* **WHAT THE EXERCISE ASKS**
Pictures should be excluded; otherwise, copy every entry exactly.

* **DATASET RECORDS**
= = = = =
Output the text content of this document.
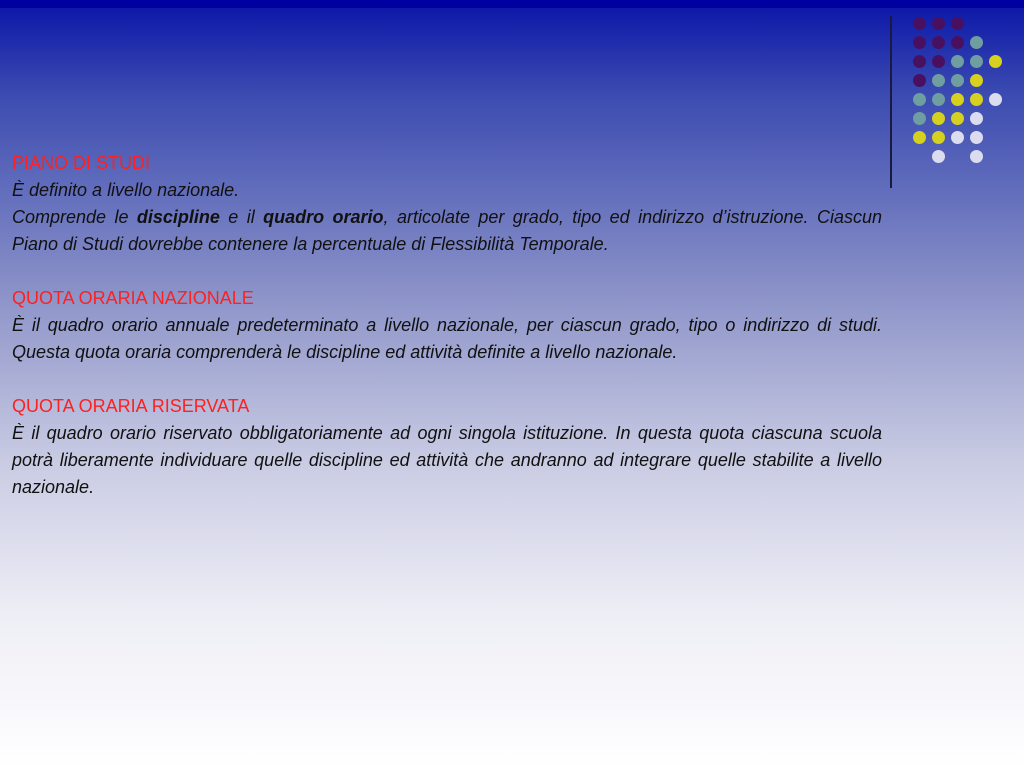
PIANO DI STUDI
È definito a livello nazionale.
Comprende le discipline e il quadro orario, articolate per grado, tipo ed indirizzo d’istruzione. Ciascun Piano di Studi dovrebbe contenere la percentuale di Flessibilità Temporale.
QUOTA ORARIA NAZIONALE
È il quadro orario annuale predeterminato a livello nazionale, per ciascun grado, tipo o indirizzo di studi. Questa quota oraria comprenderà le discipline ed attività definite a livello nazionale.
QUOTA ORARIA RISERVATA
È il quadro orario riservato obbligatoriamente ad ogni singola istituzione. In questa quota ciascuna scuola potrà liberamente individuare quelle discipline ed attività che andranno ad integrare quelle stabilite a livello nazionale.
= = = = =
* **PROBLEM SOLUTION**
Output the text content of this document.
PIANO DI STUDI
È definito a livello nazionale.
Comprende le discipline e il quadro orario, articolate per grado, tipo ed indirizzo d’istruzione. Ciascun Piano di Studi dovrebbe contenere la percentuale di Flessibilità Temporale.
QUOTA ORARIA NAZIONALE
È il quadro orario annuale predeterminato a livello nazionale, per ciascun grado, tipo o indirizzo di studi. Questa quota oraria comprenderà le discipline ed attività definite a livello nazionale.
QUOTA ORARIA RISERVATA
È il quadro orario riservato obbligatoriamente ad ogni singola istituzione. In questa quota ciascuna scuola potrà liberamente individuare quelle discipline ed attività che andranno ad integrare quelle stabilite a livello nazionale.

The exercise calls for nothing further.